## What is needed
Could you repeat the records below exactly, leaving out any pictures?

## Task material
= = =
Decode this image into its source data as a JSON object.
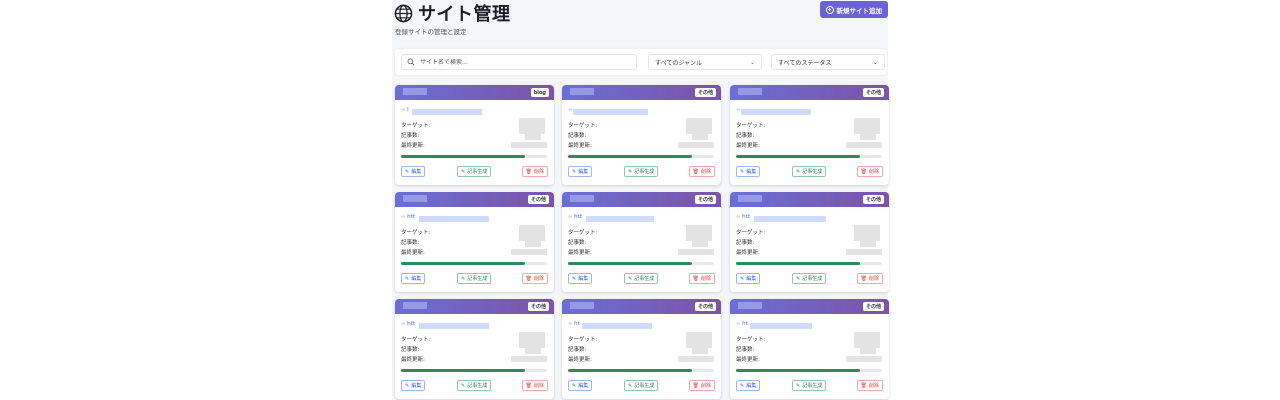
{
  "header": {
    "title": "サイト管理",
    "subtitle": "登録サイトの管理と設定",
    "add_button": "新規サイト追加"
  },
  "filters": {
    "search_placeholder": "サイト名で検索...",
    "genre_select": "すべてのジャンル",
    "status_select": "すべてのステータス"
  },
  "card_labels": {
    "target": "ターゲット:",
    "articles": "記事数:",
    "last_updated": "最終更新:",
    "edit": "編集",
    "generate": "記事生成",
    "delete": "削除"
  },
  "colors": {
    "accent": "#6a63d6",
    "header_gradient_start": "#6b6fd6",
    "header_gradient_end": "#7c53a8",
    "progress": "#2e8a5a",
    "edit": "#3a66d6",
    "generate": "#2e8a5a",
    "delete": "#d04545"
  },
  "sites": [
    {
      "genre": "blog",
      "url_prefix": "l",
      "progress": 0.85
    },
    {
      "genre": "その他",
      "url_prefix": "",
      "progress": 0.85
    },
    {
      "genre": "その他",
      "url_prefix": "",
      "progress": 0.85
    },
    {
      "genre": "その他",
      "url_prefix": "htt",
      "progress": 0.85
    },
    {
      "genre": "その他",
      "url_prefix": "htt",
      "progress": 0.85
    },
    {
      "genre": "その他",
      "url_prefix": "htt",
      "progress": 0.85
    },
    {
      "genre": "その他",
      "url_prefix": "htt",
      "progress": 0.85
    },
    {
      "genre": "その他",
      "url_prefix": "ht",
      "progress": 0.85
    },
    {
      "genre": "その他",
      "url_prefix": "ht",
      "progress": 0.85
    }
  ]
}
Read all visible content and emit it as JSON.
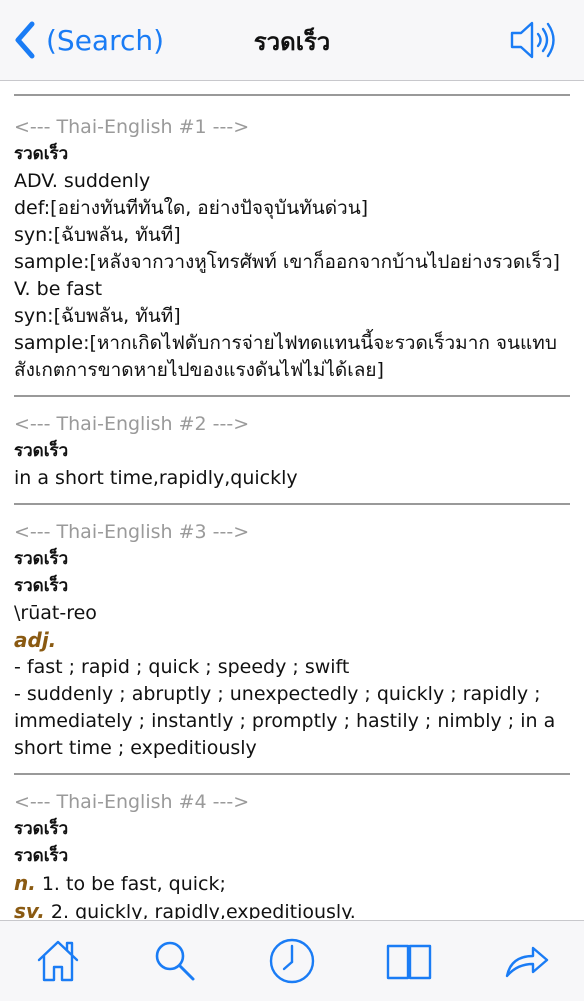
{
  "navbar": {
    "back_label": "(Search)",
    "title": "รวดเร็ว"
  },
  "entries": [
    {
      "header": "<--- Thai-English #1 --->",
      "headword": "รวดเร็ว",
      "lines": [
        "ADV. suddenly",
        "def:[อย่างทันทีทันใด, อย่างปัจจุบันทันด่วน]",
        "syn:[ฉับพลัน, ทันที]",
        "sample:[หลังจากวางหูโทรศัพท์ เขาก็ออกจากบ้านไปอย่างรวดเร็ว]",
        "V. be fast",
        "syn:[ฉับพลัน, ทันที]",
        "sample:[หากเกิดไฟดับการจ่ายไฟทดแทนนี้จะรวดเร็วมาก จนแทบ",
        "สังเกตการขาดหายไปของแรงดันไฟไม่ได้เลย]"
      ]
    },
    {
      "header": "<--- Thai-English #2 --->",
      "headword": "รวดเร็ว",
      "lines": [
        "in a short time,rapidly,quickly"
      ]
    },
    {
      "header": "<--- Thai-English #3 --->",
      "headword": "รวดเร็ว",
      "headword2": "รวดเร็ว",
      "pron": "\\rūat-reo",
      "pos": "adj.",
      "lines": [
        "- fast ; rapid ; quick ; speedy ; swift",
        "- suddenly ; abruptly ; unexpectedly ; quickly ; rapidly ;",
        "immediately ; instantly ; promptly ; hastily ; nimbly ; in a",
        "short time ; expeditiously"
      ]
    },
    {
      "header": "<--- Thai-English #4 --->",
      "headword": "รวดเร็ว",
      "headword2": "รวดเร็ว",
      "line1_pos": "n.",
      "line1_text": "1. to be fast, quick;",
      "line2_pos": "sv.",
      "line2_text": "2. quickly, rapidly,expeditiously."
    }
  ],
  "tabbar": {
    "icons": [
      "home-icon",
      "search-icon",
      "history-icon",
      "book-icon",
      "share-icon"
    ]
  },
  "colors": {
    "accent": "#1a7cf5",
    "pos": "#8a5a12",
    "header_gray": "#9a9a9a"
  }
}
= = =
## Result of this task
Decode this image into its source data as a JSON object.
{
  "header": {
    "title": "サイト管理",
    "subtitle": "登録サイトの管理と設定",
    "add_button": "新規サイト追加"
  },
  "filters": {
    "search_placeholder": "サイト名で検索...",
    "genre_select": "すべてのジャンル",
    "status_select": "すべてのステータス"
  },
  "card_labels": {
    "target": "ターゲット:",
    "articles": "記事数:",
    "last_updated": "最終更新:",
    "edit": "編集",
    "generate": "記事生成",
    "delete": "削除"
  },
  "colors": {
    "accent": "#6a63d6",
    "header_gradient_start": "#6b6fd6",
    "header_gradient_end": "#7c53a8",
    "progress": "#2e8a5a",
    "edit": "#3a66d6",
    "generate": "#2e8a5a",
    "delete": "#d04545"
  },
  "sites": [
    {
      "genre": "blog",
      "url_prefix": "l",
      "progress": 0.85
    },
    {
      "genre": "その他",
      "url_prefix": "",
      "progress": 0.85
    },
    {
      "genre": "その他",
      "url_prefix": "",
      "progress": 0.85
    },
    {
      "genre": "その他",
      "url_prefix": "htt",
      "progress": 0.85
    },
    {
      "genre": "その他",
      "url_prefix": "htt",
      "progress": 0.85
    },
    {
      "genre": "その他",
      "url_prefix": "htt",
      "progress": 0.85
    },
    {
      "genre": "その他",
      "url_prefix": "htt",
      "progress": 0.85
    },
    {
      "genre": "その他",
      "url_prefix": "ht",
      "progress": 0.85
    },
    {
      "genre": "その他",
      "url_prefix": "ht",
      "progress": 0.85
    }
  ]
}
Read all visible content and emit it as JSON.
{
  "navbar": {
    "back_label": "(Search)",
    "title": "รวดเร็ว"
  },
  "entries": [
    {
      "header": "<--- Thai-English #1 --->",
      "headword": "รวดเร็ว",
      "lines": [
        "ADV. suddenly",
        "def:[อย่างทันทีทันใด, อย่างปัจจุบันทันด่วน]",
        "syn:[ฉับพลัน, ทันที]",
        "sample:[หลังจากวางหูโทรศัพท์ เขาก็ออกจากบ้านไปอย่างรวดเร็ว]",
        "V. be fast",
        "syn:[ฉับพลัน, ทันที]",
        "sample:[หากเกิดไฟดับการจ่ายไฟทดแทนนี้จะรวดเร็วมาก จนแทบ",
        "สังเกตการขาดหายไปของแรงดันไฟไม่ได้เลย]"
      ]
    },
    {
      "header": "<--- Thai-English #2 --->",
      "headword": "รวดเร็ว",
      "lines": [
        "in a short time,rapidly,quickly"
      ]
    },
    {
      "header": "<--- Thai-English #3 --->",
      "headword": "รวดเร็ว",
      "headword2": "รวดเร็ว",
      "pron": "\\rūat-reo",
      "pos": "adj.",
      "lines": [
        "- fast ; rapid ; quick ; speedy ; swift",
        "- suddenly ; abruptly ; unexpectedly ; quickly ; rapidly ;",
        "immediately ; instantly ; promptly ; hastily ; nimbly ; in a",
        "short time ; expeditiously"
      ]
    },
    {
      "header": "<--- Thai-English #4 --->",
      "headword": "รวดเร็ว",
      "headword2": "รวดเร็ว",
      "line1_pos": "n.",
      "line1_text": "1. to be fast, quick;",
      "line2_pos": "sv.",
      "line2_text": "2. quickly, rapidly,expeditiously."
    }
  ],
  "tabbar": {
    "icons": [
      "home-icon",
      "search-icon",
      "history-icon",
      "book-icon",
      "share-icon"
    ]
  },
  "colors": {
    "accent": "#1a7cf5",
    "pos": "#8a5a12",
    "header_gray": "#9a9a9a"
  }
}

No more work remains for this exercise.